%%

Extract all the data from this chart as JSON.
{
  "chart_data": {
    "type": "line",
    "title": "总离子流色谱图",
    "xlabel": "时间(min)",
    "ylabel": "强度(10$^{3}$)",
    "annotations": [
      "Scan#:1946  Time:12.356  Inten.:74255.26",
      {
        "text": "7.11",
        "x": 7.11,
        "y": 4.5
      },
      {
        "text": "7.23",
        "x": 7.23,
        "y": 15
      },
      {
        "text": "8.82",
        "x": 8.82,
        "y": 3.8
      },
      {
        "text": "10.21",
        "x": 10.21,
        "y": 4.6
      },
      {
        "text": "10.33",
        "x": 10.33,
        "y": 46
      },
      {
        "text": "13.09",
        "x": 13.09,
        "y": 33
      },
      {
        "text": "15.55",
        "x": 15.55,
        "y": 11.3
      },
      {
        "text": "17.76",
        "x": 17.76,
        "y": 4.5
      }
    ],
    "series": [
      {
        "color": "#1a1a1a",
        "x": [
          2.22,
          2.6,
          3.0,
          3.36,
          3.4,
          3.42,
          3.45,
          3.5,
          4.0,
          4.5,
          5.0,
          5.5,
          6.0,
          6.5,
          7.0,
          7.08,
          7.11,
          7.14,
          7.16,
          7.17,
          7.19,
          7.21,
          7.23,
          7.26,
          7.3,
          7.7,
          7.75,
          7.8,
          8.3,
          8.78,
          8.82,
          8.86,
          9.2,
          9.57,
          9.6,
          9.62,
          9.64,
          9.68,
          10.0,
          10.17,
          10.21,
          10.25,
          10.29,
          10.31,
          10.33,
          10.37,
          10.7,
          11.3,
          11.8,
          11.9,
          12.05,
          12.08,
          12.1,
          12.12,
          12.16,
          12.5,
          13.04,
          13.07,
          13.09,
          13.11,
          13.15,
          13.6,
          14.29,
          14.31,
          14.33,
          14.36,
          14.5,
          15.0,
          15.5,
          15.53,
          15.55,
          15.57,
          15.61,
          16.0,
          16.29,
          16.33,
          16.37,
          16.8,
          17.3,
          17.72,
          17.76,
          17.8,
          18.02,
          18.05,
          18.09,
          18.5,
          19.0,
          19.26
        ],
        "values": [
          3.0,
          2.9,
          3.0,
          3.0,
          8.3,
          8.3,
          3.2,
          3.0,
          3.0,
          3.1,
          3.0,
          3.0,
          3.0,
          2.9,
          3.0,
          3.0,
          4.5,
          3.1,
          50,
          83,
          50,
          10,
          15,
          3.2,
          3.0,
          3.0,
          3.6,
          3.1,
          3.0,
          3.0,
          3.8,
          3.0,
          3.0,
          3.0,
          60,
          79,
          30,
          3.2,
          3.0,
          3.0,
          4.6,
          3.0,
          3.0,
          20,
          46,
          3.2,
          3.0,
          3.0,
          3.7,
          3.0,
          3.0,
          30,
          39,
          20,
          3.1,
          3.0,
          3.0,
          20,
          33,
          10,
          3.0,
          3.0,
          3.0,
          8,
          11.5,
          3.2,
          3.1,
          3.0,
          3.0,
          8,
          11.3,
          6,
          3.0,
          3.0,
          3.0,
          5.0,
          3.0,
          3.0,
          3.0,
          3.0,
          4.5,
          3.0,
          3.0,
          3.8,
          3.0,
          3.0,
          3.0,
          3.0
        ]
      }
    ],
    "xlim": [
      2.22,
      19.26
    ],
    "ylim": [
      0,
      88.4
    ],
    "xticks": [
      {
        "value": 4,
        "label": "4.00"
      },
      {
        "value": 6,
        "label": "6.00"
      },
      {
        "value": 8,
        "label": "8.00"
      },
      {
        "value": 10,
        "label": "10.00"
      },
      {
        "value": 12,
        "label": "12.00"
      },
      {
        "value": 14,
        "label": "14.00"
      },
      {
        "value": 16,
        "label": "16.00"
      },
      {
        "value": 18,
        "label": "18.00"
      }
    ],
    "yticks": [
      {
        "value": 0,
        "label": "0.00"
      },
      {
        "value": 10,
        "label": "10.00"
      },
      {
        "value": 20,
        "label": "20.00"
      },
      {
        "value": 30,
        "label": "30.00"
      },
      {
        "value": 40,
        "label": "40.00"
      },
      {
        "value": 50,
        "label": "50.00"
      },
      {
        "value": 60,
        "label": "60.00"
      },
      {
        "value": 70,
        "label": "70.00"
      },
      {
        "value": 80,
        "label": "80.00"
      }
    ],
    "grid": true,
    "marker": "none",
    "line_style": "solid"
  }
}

%%

§ **Job**:
Print out the whole listing exactly as it appears.

§ **Correct result**:
Extract all the data from this chart as JSON.
{
  "chart_data": {
    "type": "line",
    "title": "总离子流色谱图",
    "xlabel": "时间(min)",
    "ylabel": "强度(10$^{3}$)",
    "annotations": [
      "Scan#:1946  Time:12.356  Inten.:74255.26",
      {
        "text": "7.11",
        "x": 7.11,
        "y": 4.5
      },
      {
        "text": "7.23",
        "x": 7.23,
        "y": 15
      },
      {
        "text": "8.82",
        "x": 8.82,
        "y": 3.8
      },
      {
        "text": "10.21",
        "x": 10.21,
        "y": 4.6
      },
      {
        "text": "10.33",
        "x": 10.33,
        "y": 46
      },
      {
        "text": "13.09",
        "x": 13.09,
        "y": 33
      },
      {
        "text": "15.55",
        "x": 15.55,
        "y": 11.3
      },
      {
        "text": "17.76",
        "x": 17.76,
        "y": 4.5
      }
    ],
    "series": [
      {
        "color": "#1a1a1a",
        "x": [
          2.22,
          2.6,
          3.0,
          3.36,
          3.4,
          3.42,
          3.45,
          3.5,
          4.0,
          4.5,
          5.0,
          5.5,
          6.0,
          6.5,
          7.0,
          7.08,
          7.11,
          7.14,
          7.16,
          7.17,
          7.19,
          7.21,
          7.23,
          7.26,
          7.3,
          7.7,
          7.75,
          7.8,
          8.3,
          8.78,
          8.82,
          8.86,
          9.2,
          9.57,
          9.6,
          9.62,
          9.64,
          9.68,
          10.0,
          10.17,
          10.21,
          10.25,
          10.29,
          10.31,
          10.33,
          10.37,
          10.7,
          11.3,
          11.8,
          11.9,
          12.05,
          12.08,
          12.1,
          12.12,
          12.16,
          12.5,
          13.04,
          13.07,
          13.09,
          13.11,
          13.15,
          13.6,
          14.29,
          14.31,
          14.33,
          14.36,
          14.5,
          15.0,
          15.5,
          15.53,
          15.55,
          15.57,
          15.61,
          16.0,
          16.29,
          16.33,
          16.37,
          16.8,
          17.3,
          17.72,
          17.76,
          17.8,
          18.02,
          18.05,
          18.09,
          18.5,
          19.0,
          19.26
        ],
        "values": [
          3.0,
          2.9,
          3.0,
          3.0,
          8.3,
          8.3,
          3.2,
          3.0,
          3.0,
          3.1,
          3.0,
          3.0,
          3.0,
          2.9,
          3.0,
          3.0,
          4.5,
          3.1,
          50,
          83,
          50,
          10,
          15,
          3.2,
          3.0,
          3.0,
          3.6,
          3.1,
          3.0,
          3.0,
          3.8,
          3.0,
          3.0,
          3.0,
          60,
          79,
          30,
          3.2,
          3.0,
          3.0,
          4.6,
          3.0,
          3.0,
          20,
          46,
          3.2,
          3.0,
          3.0,
          3.7,
          3.0,
          3.0,
          30,
          39,
          20,
          3.1,
          3.0,
          3.0,
          20,
          33,
          10,
          3.0,
          3.0,
          3.0,
          8,
          11.5,
          3.2,
          3.1,
          3.0,
          3.0,
          8,
          11.3,
          6,
          3.0,
          3.0,
          3.0,
          5.0,
          3.0,
          3.0,
          3.0,
          3.0,
          4.5,
          3.0,
          3.0,
          3.8,
          3.0,
          3.0,
          3.0,
          3.0
        ]
      }
    ],
    "xlim": [
      2.22,
      19.26
    ],
    "ylim": [
      0,
      88.4
    ],
    "xticks": [
      {
        "value": 4,
        "label": "4.00"
      },
      {
        "value": 6,
        "label": "6.00"
      },
      {
        "value": 8,
        "label": "8.00"
      },
      {
        "value": 10,
        "label": "10.00"
      },
      {
        "value": 12,
        "label": "12.00"
      },
      {
        "value": 14,
        "label": "14.00"
      },
      {
        "value": 16,
        "label": "16.00"
      },
      {
        "value": 18,
        "label": "18.00"
      }
    ],
    "yticks": [
      {
        "value": 0,
        "label": "0.00"
      },
      {
        "value": 10,
        "label": "10.00"
      },
      {
        "value": 20,
        "label": "20.00"
      },
      {
        "value": 30,
        "label": "30.00"
      },
      {
        "value": 40,
        "label": "40.00"
      },
      {
        "value": 50,
        "label": "50.00"
      },
      {
        "value": 60,
        "label": "60.00"
      },
      {
        "value": 70,
        "label": "70.00"
      },
      {
        "value": 80,
        "label": "80.00"
      }
    ],
    "grid": true,
    "marker": "none",
    "line_style": "solid"
  }
}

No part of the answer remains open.